[Entries taken from a collection]
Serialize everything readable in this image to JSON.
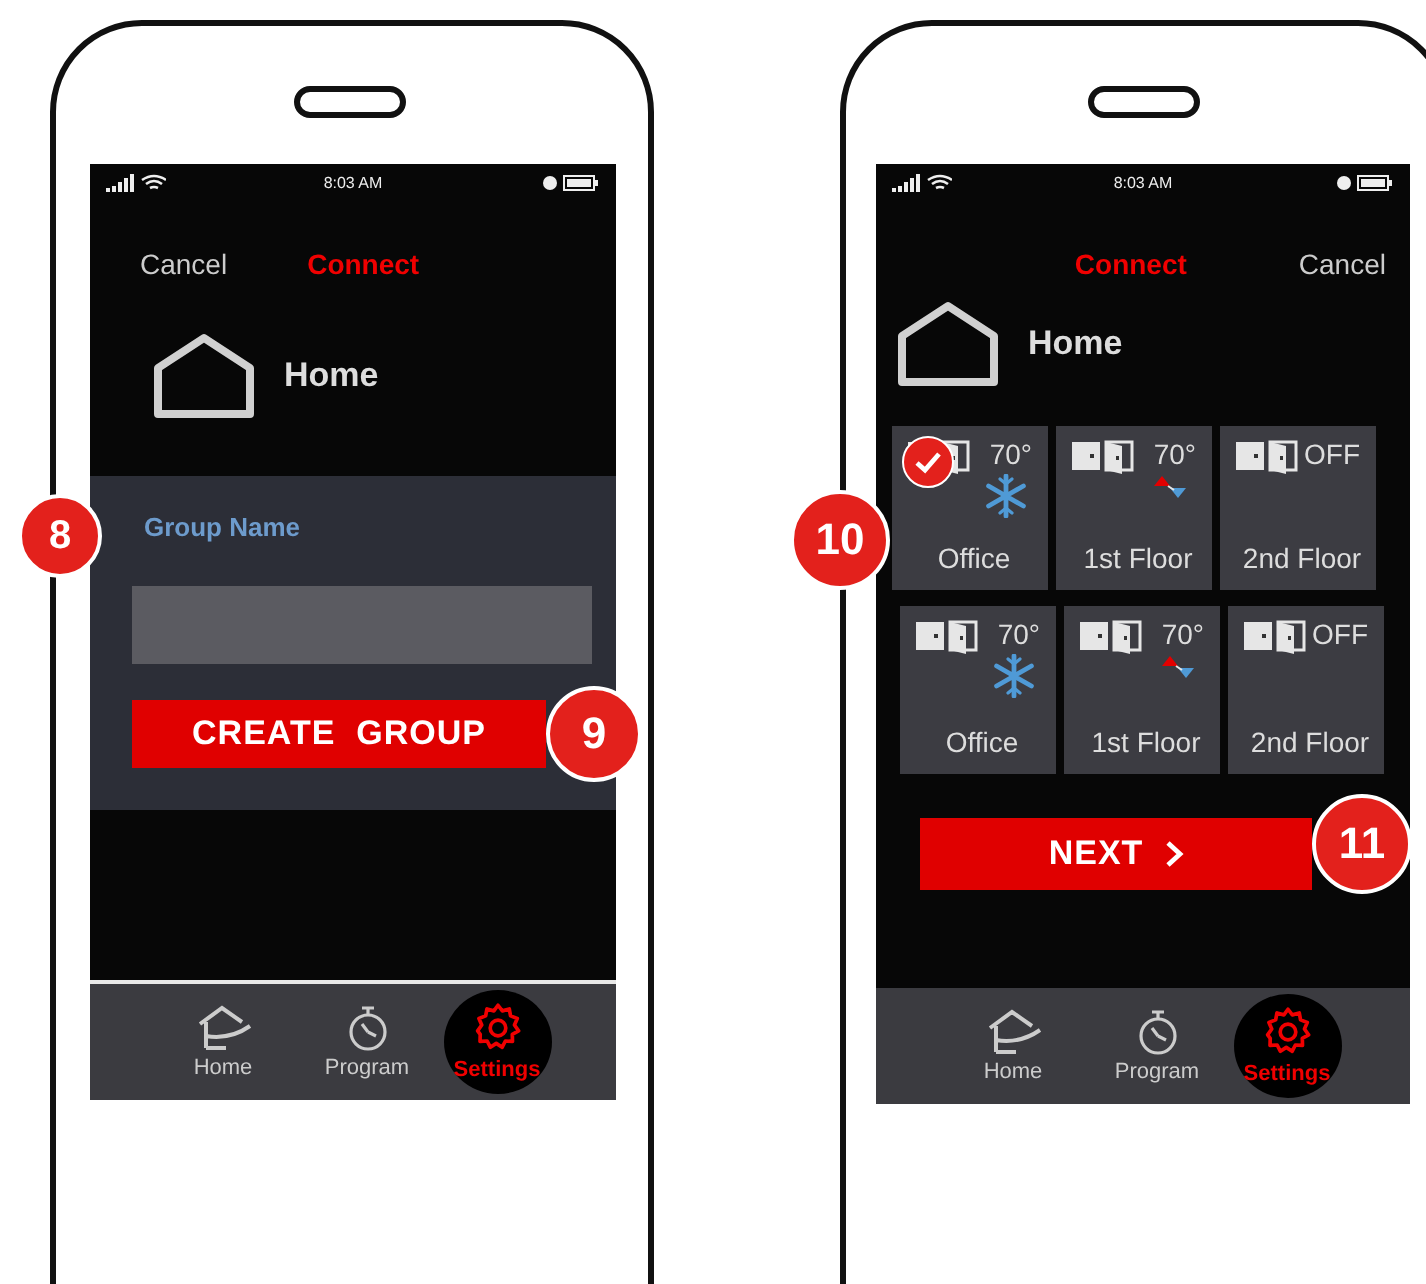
{
  "phones": [
    {
      "kind": "group",
      "status_bar": {
        "time": "8:03 AM"
      },
      "header": [
        {
          "kind": "cancel",
          "label": "Cancel"
        },
        {
          "kind": "connect",
          "label": "Connect"
        }
      ],
      "home_label": "Home",
      "group_form": {
        "label": "Group Name",
        "callout": "8",
        "button": "CREATE  GROUP",
        "button_callout": "9"
      },
      "tabs": [
        {
          "kind": "home",
          "label": "Home",
          "selected": false
        },
        {
          "kind": "program",
          "label": "Program",
          "selected": false
        },
        {
          "kind": "settings",
          "label": "Settings",
          "selected": true
        }
      ]
    },
    {
      "kind": "zones",
      "status_bar": {
        "time": "8:03 AM"
      },
      "header": [
        {
          "kind": "connect",
          "label": "Connect"
        },
        {
          "kind": "cancel",
          "label": "Cancel"
        }
      ],
      "home_label": "Home",
      "zones_callout": "10",
      "zones": [
        {
          "name": "Office",
          "reading": "70°",
          "kind": "cool",
          "selected": true
        },
        {
          "name": "1st Floor",
          "reading": "70°",
          "kind": "auto",
          "selected": false
        },
        {
          "name": "2nd Floor",
          "reading": "OFF",
          "kind": "off",
          "selected": false
        },
        {
          "name": "Office",
          "reading": "70°",
          "kind": "cool",
          "selected": false
        },
        {
          "name": "1st Floor",
          "reading": "70°",
          "kind": "auto",
          "selected": false
        },
        {
          "name": "2nd Floor",
          "reading": "OFF",
          "kind": "off",
          "selected": false
        }
      ],
      "next_button": "NEXT",
      "next_callout": "11",
      "tabs": [
        {
          "kind": "home",
          "label": "Home",
          "selected": false
        },
        {
          "kind": "program",
          "label": "Program",
          "selected": false
        },
        {
          "kind": "settings",
          "label": "Settings",
          "selected": true
        }
      ]
    }
  ]
}
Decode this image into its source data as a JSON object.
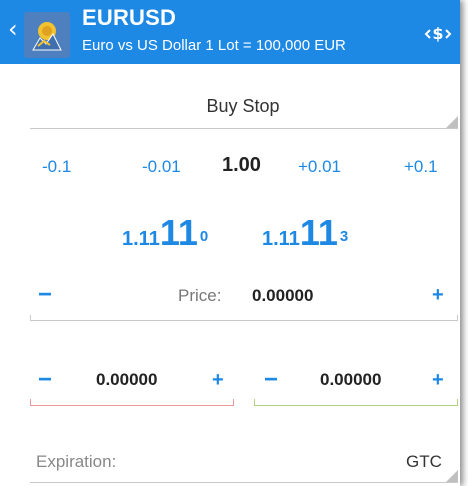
{
  "header": {
    "symbol": "EURUSD",
    "description": "Euro vs US Dollar 1 Lot = 100,000 EUR",
    "back_icon": "chevron-left-icon",
    "logo_icon": "metatrader-logo-icon",
    "toggle_icon": "swap-currency-icon"
  },
  "order_type": {
    "value": "Buy Stop"
  },
  "volume": {
    "decrease_large": "-0.1",
    "decrease_small": "-0.01",
    "current": "1.00",
    "increase_small": "+0.01",
    "increase_large": "+0.1"
  },
  "quotes": {
    "bid": {
      "prefix": "1.11",
      "big": "11",
      "sup": "0"
    },
    "ask": {
      "prefix": "1.11",
      "big": "11",
      "sup": "3"
    }
  },
  "price_field": {
    "minus": "−",
    "plus": "+",
    "label": "Price:",
    "value": "0.00000"
  },
  "stop_loss": {
    "minus": "−",
    "plus": "+",
    "value": "0.00000"
  },
  "take_profit": {
    "minus": "−",
    "plus": "+",
    "value": "0.00000"
  },
  "expiration": {
    "label": "Expiration:",
    "value": "GTC"
  },
  "colors": {
    "accent": "#1e88e5",
    "stop_loss_line": "#ef9a9a",
    "take_profit_line": "#aed581"
  }
}
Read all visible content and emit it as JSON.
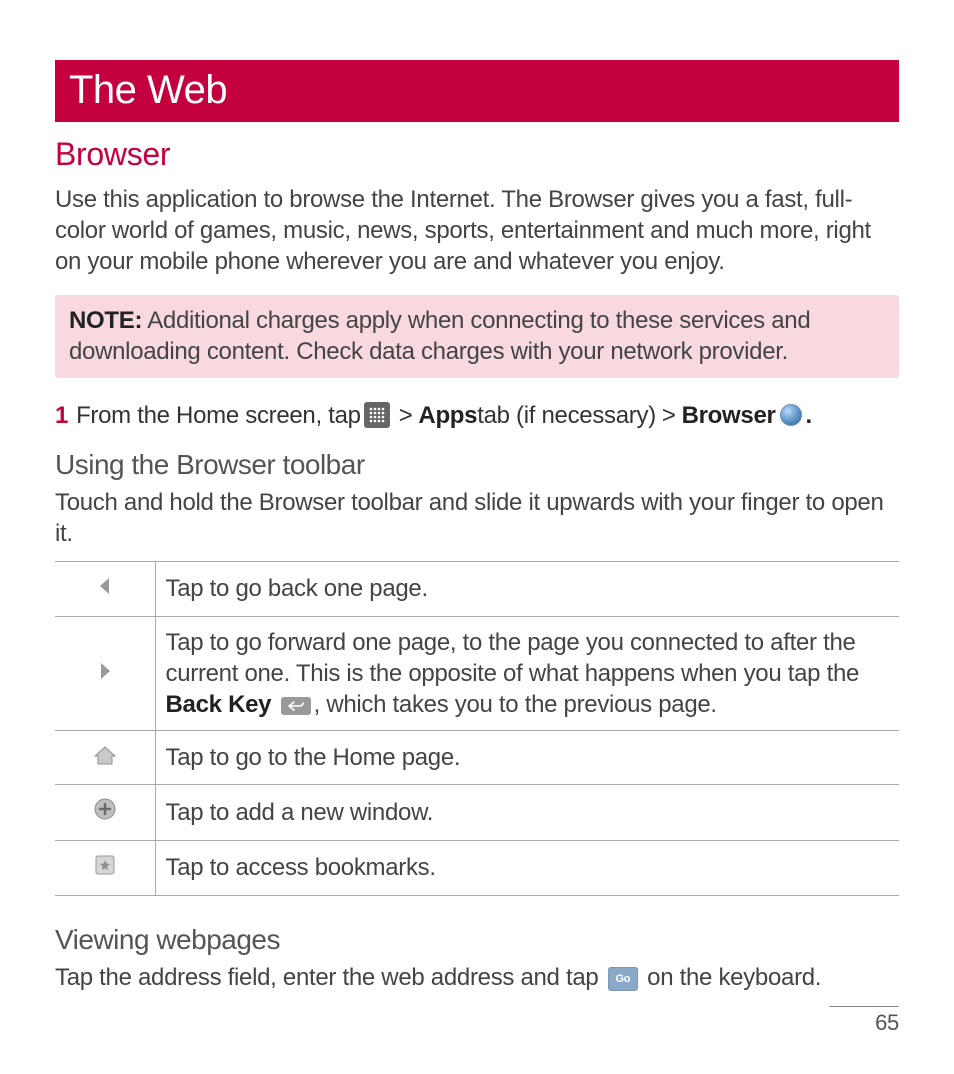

REQUIREMENT >> Each line of the data is to be duplicated exactly; pictures stay out of the copy.

RESPONSE TO THIS EXERCISE >>
Serialize everything readable in this image to JSON.
{
  "phones": [
    {
      "kind": "group",
      "status_bar": {
        "time": "8:03 AM"
      },
      "header": [
        {
          "kind": "cancel",
          "label": "Cancel"
        },
        {
          "kind": "connect",
          "label": "Connect"
        }
      ],
      "home_label": "Home",
      "group_form": {
        "label": "Group Name",
        "callout": "8",
        "button": "CREATE  GROUP",
        "button_callout": "9"
      },
      "tabs": [
        {
          "kind": "home",
          "label": "Home",
          "selected": false
        },
        {
          "kind": "program",
          "label": "Program",
          "selected": false
        },
        {
          "kind": "settings",
          "label": "Settings",
          "selected": true
        }
      ]
    },
    {
      "kind": "zones",
      "status_bar": {
        "time": "8:03 AM"
      },
      "header": [
        {
          "kind": "connect",
          "label": "Connect"
        },
        {
          "kind": "cancel",
          "label": "Cancel"
        }
      ],
      "home_label": "Home",
      "zones_callout": "10",
      "zones": [
        {
          "name": "Office",
          "reading": "70°",
          "kind": "cool",
          "selected": true
        },
        {
          "name": "1st Floor",
          "reading": "70°",
          "kind": "auto",
          "selected": false
        },
        {
          "name": "2nd Floor",
          "reading": "OFF",
          "kind": "off",
          "selected": false
        },
        {
          "name": "Office",
          "reading": "70°",
          "kind": "cool",
          "selected": false
        },
        {
          "name": "1st Floor",
          "reading": "70°",
          "kind": "auto",
          "selected": false
        },
        {
          "name": "2nd Floor",
          "reading": "OFF",
          "kind": "off",
          "selected": false
        }
      ],
      "next_button": "NEXT",
      "next_callout": "11",
      "tabs": [
        {
          "kind": "home",
          "label": "Home",
          "selected": false
        },
        {
          "kind": "program",
          "label": "Program",
          "selected": false
        },
        {
          "kind": "settings",
          "label": "Settings",
          "selected": true
        }
      ]
    }
  ]
}
Decode this image into its source data as a JSON object.
{
  "header": {
    "symbol": "EURUSD",
    "description": "Euro vs US Dollar 1 Lot = 100,000 EUR",
    "back_icon": "chevron-left-icon",
    "logo_icon": "metatrader-logo-icon",
    "toggle_icon": "swap-currency-icon"
  },
  "order_type": {
    "value": "Buy Stop"
  },
  "volume": {
    "decrease_large": "-0.1",
    "decrease_small": "-0.01",
    "current": "1.00",
    "increase_small": "+0.01",
    "increase_large": "+0.1"
  },
  "quotes": {
    "bid": {
      "prefix": "1.11",
      "big": "11",
      "sup": "0"
    },
    "ask": {
      "prefix": "1.11",
      "big": "11",
      "sup": "3"
    }
  },
  "price_field": {
    "minus": "−",
    "plus": "+",
    "label": "Price:",
    "value": "0.00000"
  },
  "stop_loss": {
    "minus": "−",
    "plus": "+",
    "value": "0.00000"
  },
  "take_profit": {
    "minus": "−",
    "plus": "+",
    "value": "0.00000"
  },
  "expiration": {
    "label": "Expiration:",
    "value": "GTC"
  },
  "colors": {
    "accent": "#1e88e5",
    "stop_loss_line": "#ef9a9a",
    "take_profit_line": "#aed581"
  }
}
Read all visible content and emit it as JSON.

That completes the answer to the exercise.